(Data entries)
===

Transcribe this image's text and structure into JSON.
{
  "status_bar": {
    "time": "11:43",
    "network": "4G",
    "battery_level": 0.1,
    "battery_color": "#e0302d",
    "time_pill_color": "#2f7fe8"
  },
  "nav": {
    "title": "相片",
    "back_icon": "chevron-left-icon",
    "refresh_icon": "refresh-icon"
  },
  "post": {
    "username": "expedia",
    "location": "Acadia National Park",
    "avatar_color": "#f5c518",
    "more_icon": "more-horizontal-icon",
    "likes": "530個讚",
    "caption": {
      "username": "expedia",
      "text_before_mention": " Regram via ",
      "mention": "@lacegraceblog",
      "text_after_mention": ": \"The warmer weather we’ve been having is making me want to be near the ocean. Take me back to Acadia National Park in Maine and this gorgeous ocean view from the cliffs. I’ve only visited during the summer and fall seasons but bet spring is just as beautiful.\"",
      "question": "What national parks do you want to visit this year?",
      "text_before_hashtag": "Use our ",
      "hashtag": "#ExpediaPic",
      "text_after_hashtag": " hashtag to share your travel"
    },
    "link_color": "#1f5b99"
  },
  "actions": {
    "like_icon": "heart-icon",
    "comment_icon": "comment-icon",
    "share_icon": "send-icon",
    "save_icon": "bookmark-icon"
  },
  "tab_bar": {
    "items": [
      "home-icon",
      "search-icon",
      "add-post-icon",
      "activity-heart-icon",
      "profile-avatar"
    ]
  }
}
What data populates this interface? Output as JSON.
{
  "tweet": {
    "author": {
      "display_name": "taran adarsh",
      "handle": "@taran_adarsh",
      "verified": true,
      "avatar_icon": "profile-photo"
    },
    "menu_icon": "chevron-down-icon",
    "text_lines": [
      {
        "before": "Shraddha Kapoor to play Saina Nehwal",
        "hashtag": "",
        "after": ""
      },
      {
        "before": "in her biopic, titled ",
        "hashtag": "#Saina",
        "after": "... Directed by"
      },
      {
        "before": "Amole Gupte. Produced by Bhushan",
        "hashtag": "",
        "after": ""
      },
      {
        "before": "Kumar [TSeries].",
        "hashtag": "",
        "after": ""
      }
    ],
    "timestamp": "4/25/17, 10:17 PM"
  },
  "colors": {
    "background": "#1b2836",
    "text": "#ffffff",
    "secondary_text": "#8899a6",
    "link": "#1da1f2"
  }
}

===

◆ GIVEN REQUEST
Quote all of the entries verbatim.

◆ EXPECTED OUTPUT
Transcribe this image's text and structure into JSON.
{
  "status_bar": {
    "time": "11:43",
    "network": "4G",
    "battery_level": 0.1,
    "battery_color": "#e0302d",
    "time_pill_color": "#2f7fe8"
  },
  "nav": {
    "title": "相片",
    "back_icon": "chevron-left-icon",
    "refresh_icon": "refresh-icon"
  },
  "post": {
    "username": "expedia",
    "location": "Acadia National Park",
    "avatar_color": "#f5c518",
    "more_icon": "more-horizontal-icon",
    "likes": "530個讚",
    "caption": {
      "username": "expedia",
      "text_before_mention": " Regram via ",
      "mention": "@lacegraceblog",
      "text_after_mention": ": \"The warmer weather we’ve been having is making me want to be near the ocean. Take me back to Acadia National Park in Maine and this gorgeous ocean view from the cliffs. I’ve only visited during the summer and fall seasons but bet spring is just as beautiful.\"",
      "question": "What national parks do you want to visit this year?",
      "text_before_hashtag": "Use our ",
      "hashtag": "#ExpediaPic",
      "text_after_hashtag": " hashtag to share your travel"
    },
    "link_color": "#1f5b99"
  },
  "actions": {
    "like_icon": "heart-icon",
    "comment_icon": "comment-icon",
    "share_icon": "send-icon",
    "save_icon": "bookmark-icon"
  },
  "tab_bar": {
    "items": [
      "home-icon",
      "search-icon",
      "add-post-icon",
      "activity-heart-icon",
      "profile-avatar"
    ]
  }
}
What data populates this interface? Output as JSON.
{
  "tweet": {
    "author": {
      "display_name": "taran adarsh",
      "handle": "@taran_adarsh",
      "verified": true,
      "avatar_icon": "profile-photo"
    },
    "menu_icon": "chevron-down-icon",
    "text_lines": [
      {
        "before": "Shraddha Kapoor to play Saina Nehwal",
        "hashtag": "",
        "after": ""
      },
      {
        "before": "in her biopic, titled ",
        "hashtag": "#Saina",
        "after": "... Directed by"
      },
      {
        "before": "Amole Gupte. Produced by Bhushan",
        "hashtag": "",
        "after": ""
      },
      {
        "before": "Kumar [TSeries].",
        "hashtag": "",
        "after": ""
      }
    ],
    "timestamp": "4/25/17, 10:17 PM"
  },
  "colors": {
    "background": "#1b2836",
    "text": "#ffffff",
    "secondary_text": "#8899a6",
    "link": "#1da1f2"
  }
}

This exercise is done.